- Brief:
Write out the full set of records below exactly.

- Material for this exercise:
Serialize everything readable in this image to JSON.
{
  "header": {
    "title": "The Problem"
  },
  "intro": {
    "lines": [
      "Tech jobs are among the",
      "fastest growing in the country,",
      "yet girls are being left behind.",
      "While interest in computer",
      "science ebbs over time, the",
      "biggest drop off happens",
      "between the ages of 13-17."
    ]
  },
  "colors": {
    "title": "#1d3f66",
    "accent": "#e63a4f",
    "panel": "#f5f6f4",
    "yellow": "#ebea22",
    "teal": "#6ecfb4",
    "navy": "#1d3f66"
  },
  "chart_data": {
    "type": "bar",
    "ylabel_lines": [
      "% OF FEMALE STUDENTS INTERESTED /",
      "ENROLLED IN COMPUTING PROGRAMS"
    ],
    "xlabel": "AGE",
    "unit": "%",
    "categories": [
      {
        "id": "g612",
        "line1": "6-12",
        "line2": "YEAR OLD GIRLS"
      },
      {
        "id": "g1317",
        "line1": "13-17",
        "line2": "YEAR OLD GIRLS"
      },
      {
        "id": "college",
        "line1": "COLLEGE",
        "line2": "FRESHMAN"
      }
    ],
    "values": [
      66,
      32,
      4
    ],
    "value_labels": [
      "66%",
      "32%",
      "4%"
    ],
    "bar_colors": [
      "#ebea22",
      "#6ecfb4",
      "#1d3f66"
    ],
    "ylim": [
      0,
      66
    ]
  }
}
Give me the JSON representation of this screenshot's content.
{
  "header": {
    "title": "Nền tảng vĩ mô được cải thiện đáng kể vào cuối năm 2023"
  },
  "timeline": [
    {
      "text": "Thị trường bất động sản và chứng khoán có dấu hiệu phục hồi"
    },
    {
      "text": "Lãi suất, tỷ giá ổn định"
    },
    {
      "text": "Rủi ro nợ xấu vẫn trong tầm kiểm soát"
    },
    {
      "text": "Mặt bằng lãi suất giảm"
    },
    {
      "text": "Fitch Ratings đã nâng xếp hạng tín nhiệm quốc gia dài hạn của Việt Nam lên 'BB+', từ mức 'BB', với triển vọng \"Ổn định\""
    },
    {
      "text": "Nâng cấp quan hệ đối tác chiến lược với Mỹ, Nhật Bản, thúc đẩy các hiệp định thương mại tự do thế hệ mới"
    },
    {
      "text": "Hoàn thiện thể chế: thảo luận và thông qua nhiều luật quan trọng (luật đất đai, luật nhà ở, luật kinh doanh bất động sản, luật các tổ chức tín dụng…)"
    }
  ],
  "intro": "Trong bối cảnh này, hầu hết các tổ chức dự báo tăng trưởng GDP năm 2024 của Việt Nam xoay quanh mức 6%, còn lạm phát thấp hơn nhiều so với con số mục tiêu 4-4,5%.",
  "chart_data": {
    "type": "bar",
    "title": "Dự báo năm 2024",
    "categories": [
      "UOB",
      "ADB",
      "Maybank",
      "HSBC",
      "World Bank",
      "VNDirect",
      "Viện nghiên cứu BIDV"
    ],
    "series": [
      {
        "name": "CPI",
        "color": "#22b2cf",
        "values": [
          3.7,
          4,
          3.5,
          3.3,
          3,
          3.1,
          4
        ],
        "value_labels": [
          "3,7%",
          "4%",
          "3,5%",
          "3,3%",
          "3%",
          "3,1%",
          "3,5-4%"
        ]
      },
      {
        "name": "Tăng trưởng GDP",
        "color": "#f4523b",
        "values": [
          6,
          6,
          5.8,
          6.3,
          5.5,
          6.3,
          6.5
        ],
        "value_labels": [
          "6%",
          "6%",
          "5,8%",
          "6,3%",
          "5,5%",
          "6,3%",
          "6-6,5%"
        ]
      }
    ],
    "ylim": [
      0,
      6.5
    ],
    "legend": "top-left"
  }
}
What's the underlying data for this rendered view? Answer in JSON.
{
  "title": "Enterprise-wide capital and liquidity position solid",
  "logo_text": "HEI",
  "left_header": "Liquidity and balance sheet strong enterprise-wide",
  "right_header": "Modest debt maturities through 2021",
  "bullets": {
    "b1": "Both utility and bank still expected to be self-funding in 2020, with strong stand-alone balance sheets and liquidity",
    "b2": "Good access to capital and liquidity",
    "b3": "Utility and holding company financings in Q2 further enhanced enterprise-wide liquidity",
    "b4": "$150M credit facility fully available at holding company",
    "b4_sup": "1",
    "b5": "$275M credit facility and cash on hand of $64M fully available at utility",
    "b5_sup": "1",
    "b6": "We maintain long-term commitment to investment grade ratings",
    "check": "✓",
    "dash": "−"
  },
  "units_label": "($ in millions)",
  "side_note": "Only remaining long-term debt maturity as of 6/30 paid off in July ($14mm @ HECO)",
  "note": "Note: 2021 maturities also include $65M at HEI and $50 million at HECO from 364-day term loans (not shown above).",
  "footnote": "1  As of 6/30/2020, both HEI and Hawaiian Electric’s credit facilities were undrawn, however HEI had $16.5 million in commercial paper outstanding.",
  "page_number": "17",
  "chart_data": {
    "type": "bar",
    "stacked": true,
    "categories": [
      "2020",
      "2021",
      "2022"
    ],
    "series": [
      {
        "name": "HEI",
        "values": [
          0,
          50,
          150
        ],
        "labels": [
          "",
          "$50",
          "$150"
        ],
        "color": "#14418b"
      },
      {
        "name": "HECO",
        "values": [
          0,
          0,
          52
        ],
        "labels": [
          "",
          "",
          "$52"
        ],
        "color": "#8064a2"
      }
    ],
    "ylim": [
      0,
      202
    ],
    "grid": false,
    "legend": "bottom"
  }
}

- Written response:
Serialize everything readable in this image to JSON.
{
  "header": {
    "title": "The Problem"
  },
  "intro": {
    "lines": [
      "Tech jobs are among the",
      "fastest growing in the country,",
      "yet girls are being left behind.",
      "While interest in computer",
      "science ebbs over time, the",
      "biggest drop off happens",
      "between the ages of 13-17."
    ]
  },
  "colors": {
    "title": "#1d3f66",
    "accent": "#e63a4f",
    "panel": "#f5f6f4",
    "yellow": "#ebea22",
    "teal": "#6ecfb4",
    "navy": "#1d3f66"
  },
  "chart_data": {
    "type": "bar",
    "ylabel_lines": [
      "% OF FEMALE STUDENTS INTERESTED /",
      "ENROLLED IN COMPUTING PROGRAMS"
    ],
    "xlabel": "AGE",
    "unit": "%",
    "categories": [
      {
        "id": "g612",
        "line1": "6-12",
        "line2": "YEAR OLD GIRLS"
      },
      {
        "id": "g1317",
        "line1": "13-17",
        "line2": "YEAR OLD GIRLS"
      },
      {
        "id": "college",
        "line1": "COLLEGE",
        "line2": "FRESHMAN"
      }
    ],
    "values": [
      66,
      32,
      4
    ],
    "value_labels": [
      "66%",
      "32%",
      "4%"
    ],
    "bar_colors": [
      "#ebea22",
      "#6ecfb4",
      "#1d3f66"
    ],
    "ylim": [
      0,
      66
    ]
  }
}
Give me the JSON representation of this screenshot's content.
{
  "header": {
    "title": "Nền tảng vĩ mô được cải thiện đáng kể vào cuối năm 2023"
  },
  "timeline": [
    {
      "text": "Thị trường bất động sản và chứng khoán có dấu hiệu phục hồi"
    },
    {
      "text": "Lãi suất, tỷ giá ổn định"
    },
    {
      "text": "Rủi ro nợ xấu vẫn trong tầm kiểm soát"
    },
    {
      "text": "Mặt bằng lãi suất giảm"
    },
    {
      "text": "Fitch Ratings đã nâng xếp hạng tín nhiệm quốc gia dài hạn của Việt Nam lên 'BB+', từ mức 'BB', với triển vọng \"Ổn định\""
    },
    {
      "text": "Nâng cấp quan hệ đối tác chiến lược với Mỹ, Nhật Bản, thúc đẩy các hiệp định thương mại tự do thế hệ mới"
    },
    {
      "text": "Hoàn thiện thể chế: thảo luận và thông qua nhiều luật quan trọng (luật đất đai, luật nhà ở, luật kinh doanh bất động sản, luật các tổ chức tín dụng…)"
    }
  ],
  "intro": "Trong bối cảnh này, hầu hết các tổ chức dự báo tăng trưởng GDP năm 2024 của Việt Nam xoay quanh mức 6%, còn lạm phát thấp hơn nhiều so với con số mục tiêu 4-4,5%.",
  "chart_data": {
    "type": "bar",
    "title": "Dự báo năm 2024",
    "categories": [
      "UOB",
      "ADB",
      "Maybank",
      "HSBC",
      "World Bank",
      "VNDirect",
      "Viện nghiên cứu BIDV"
    ],
    "series": [
      {
        "name": "CPI",
        "color": "#22b2cf",
        "values": [
          3.7,
          4,
          3.5,
          3.3,
          3,
          3.1,
          4
        ],
        "value_labels": [
          "3,7%",
          "4%",
          "3,5%",
          "3,3%",
          "3%",
          "3,1%",
          "3,5-4%"
        ]
      },
      {
        "name": "Tăng trưởng GDP",
        "color": "#f4523b",
        "values": [
          6,
          6,
          5.8,
          6.3,
          5.5,
          6.3,
          6.5
        ],
        "value_labels": [
          "6%",
          "6%",
          "5,8%",
          "6,3%",
          "5,5%",
          "6,3%",
          "6-6,5%"
        ]
      }
    ],
    "ylim": [
      0,
      6.5
    ],
    "legend": "top-left"
  }
}
What's the underlying data for this rendered view? Answer in JSON.
{
  "title": "Enterprise-wide capital and liquidity position solid",
  "logo_text": "HEI",
  "left_header": "Liquidity and balance sheet strong enterprise-wide",
  "right_header": "Modest debt maturities through 2021",
  "bullets": {
    "b1": "Both utility and bank still expected to be self-funding in 2020, with strong stand-alone balance sheets and liquidity",
    "b2": "Good access to capital and liquidity",
    "b3": "Utility and holding company financings in Q2 further enhanced enterprise-wide liquidity",
    "b4": "$150M credit facility fully available at holding company",
    "b4_sup": "1",
    "b5": "$275M credit facility and cash on hand of $64M fully available at utility",
    "b5_sup": "1",
    "b6": "We maintain long-term commitment to investment grade ratings",
    "check": "✓",
    "dash": "−"
  },
  "units_label": "($ in millions)",
  "side_note": "Only remaining long-term debt maturity as of 6/30 paid off in July ($14mm @ HECO)",
  "note": "Note: 2021 maturities also include $65M at HEI and $50 million at HECO from 364-day term loans (not shown above).",
  "footnote": "1  As of 6/30/2020, both HEI and Hawaiian Electric’s credit facilities were undrawn, however HEI had $16.5 million in commercial paper outstanding.",
  "page_number": "17",
  "chart_data": {
    "type": "bar",
    "stacked": true,
    "categories": [
      "2020",
      "2021",
      "2022"
    ],
    "series": [
      {
        "name": "HEI",
        "values": [
          0,
          50,
          150
        ],
        "labels": [
          "",
          "$50",
          "$150"
        ],
        "color": "#14418b"
      },
      {
        "name": "HECO",
        "values": [
          0,
          0,
          52
        ],
        "labels": [
          "",
          "",
          "$52"
        ],
        "color": "#8064a2"
      }
    ],
    "ylim": [
      0,
      202
    ],
    "grid": false,
    "legend": "bottom"
  }
}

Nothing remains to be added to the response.